> **TASK INSTRUCTIONS**: Pick out each line of the records in which the word "Zapisz" appears.

> **INPUT FOR THIS TASK**:
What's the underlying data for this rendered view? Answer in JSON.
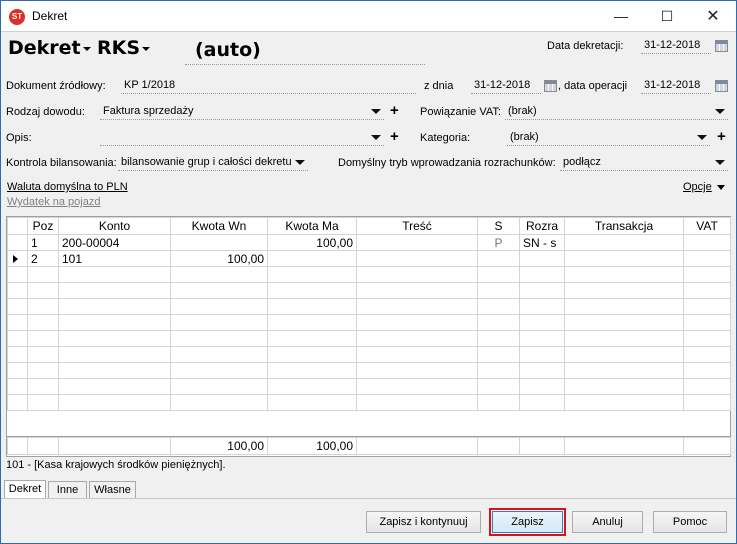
{
  "window": {
    "title": "Dekret"
  },
  "header": {
    "doc_type": "Dekret",
    "register": "RKS",
    "number": "(auto)",
    "date_label": "Data dekretacji:",
    "date_value": "31-12-2018"
  },
  "source_doc": {
    "label": "Dokument źródłowy:",
    "value": "KP 1/2018",
    "from_label": "z dnia",
    "from_value": "31-12-2018",
    "op_label": ", data operacji",
    "op_value": "31-12-2018"
  },
  "proof_type": {
    "label": "Rodzaj dowodu:",
    "value": "Faktura sprzedaży"
  },
  "vat_link": {
    "label": "Powiązanie VAT:",
    "value": "(brak)"
  },
  "description": {
    "label": "Opis:",
    "value": ""
  },
  "category": {
    "label": "Kategoria:",
    "value": "(brak)"
  },
  "balance_control": {
    "label": "Kontrola bilansowania:",
    "value": "bilansowanie grup i całości dekretu"
  },
  "settlement_mode": {
    "label": "Domyślny tryb wprowadzania rozrachunków:",
    "value": "podłącz"
  },
  "links": {
    "currency": "Waluta domyślna to PLN",
    "vehicle": "Wydatek na pojazd",
    "options": "Opcje"
  },
  "grid": {
    "columns": [
      "Poz",
      "Konto",
      "Kwota Wn",
      "Kwota Ma",
      "Treść",
      "S",
      "Rozra",
      "Transakcja",
      "VAT"
    ],
    "rows": [
      {
        "poz": "1",
        "konto": "200-00004",
        "wn": "",
        "ma": "100,00",
        "tresc": "",
        "s": "P",
        "rozra": "SN - s",
        "trans": "",
        "vat": ""
      },
      {
        "poz": "2",
        "konto": "101",
        "wn": "100,00",
        "ma": "",
        "tresc": "",
        "s": "",
        "rozra": "",
        "trans": "",
        "vat": ""
      }
    ],
    "total_wn": "100,00",
    "total_ma": "100,00"
  },
  "status": "101 - [Kasa krajowych środków pieniężnych].",
  "tabs": [
    "Dekret",
    "Inne",
    "Własne"
  ],
  "buttons": {
    "save_continue": "Zapisz i kontynuuj",
    "save": "Zapisz",
    "cancel": "Anuluj",
    "help": "Pomoc"
  }
}
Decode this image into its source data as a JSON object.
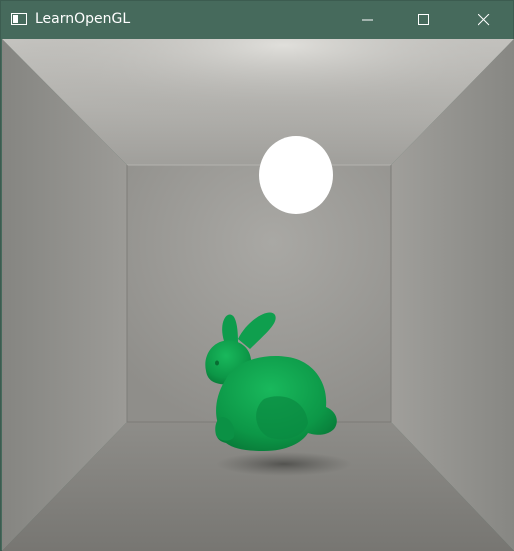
{
  "window": {
    "title": "LearnOpenGL",
    "controls": {
      "minimize_icon": "minimize-icon",
      "maximize_icon": "maximize-icon",
      "close_icon": "close-icon"
    }
  },
  "scene": {
    "description_colors": {
      "wall": "#8e8e8b",
      "light": "#ffffff",
      "bunny": "#0d9c4c"
    }
  }
}
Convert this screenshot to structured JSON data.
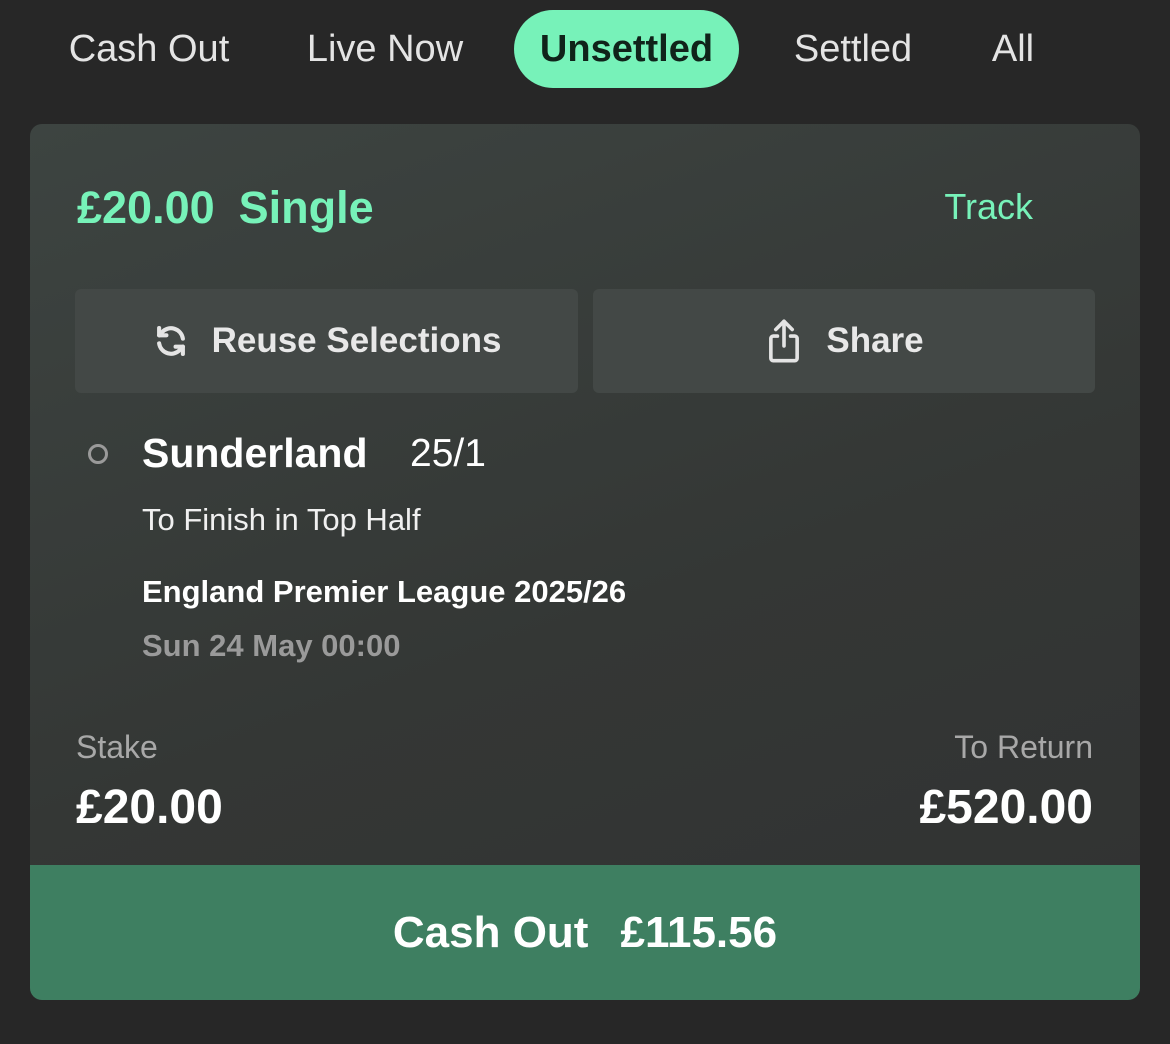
{
  "tabs": [
    {
      "label": "Cash Out"
    },
    {
      "label": "Live Now"
    },
    {
      "label": "Unsettled",
      "active": true
    },
    {
      "label": "Settled"
    },
    {
      "label": "All"
    }
  ],
  "bet": {
    "stake_header": "£20.00",
    "type": "Single",
    "track_label": "Track",
    "reuse_label": "Reuse Selections",
    "reuse_icon": "refresh-icon",
    "share_label": "Share",
    "share_icon": "share-icon",
    "selection": {
      "name": "Sunderland",
      "odds": "25/1",
      "market": "To Finish in Top Half",
      "event": "England Premier League 2025/26",
      "date": "Sun 24 May 00:00"
    },
    "stake_label": "Stake",
    "stake_value": "£20.00",
    "return_label": "To Return",
    "return_value": "£520.00",
    "cashout_label": "Cash Out",
    "cashout_amount": "£115.56"
  },
  "colors": {
    "accent": "#77f2b9",
    "cashout_bg": "#3e7f61",
    "page_bg": "#272727"
  }
}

> **RESPONSE**:
    "save_continue": "Zapisz i kontynuuj",
    "save": "Zapisz",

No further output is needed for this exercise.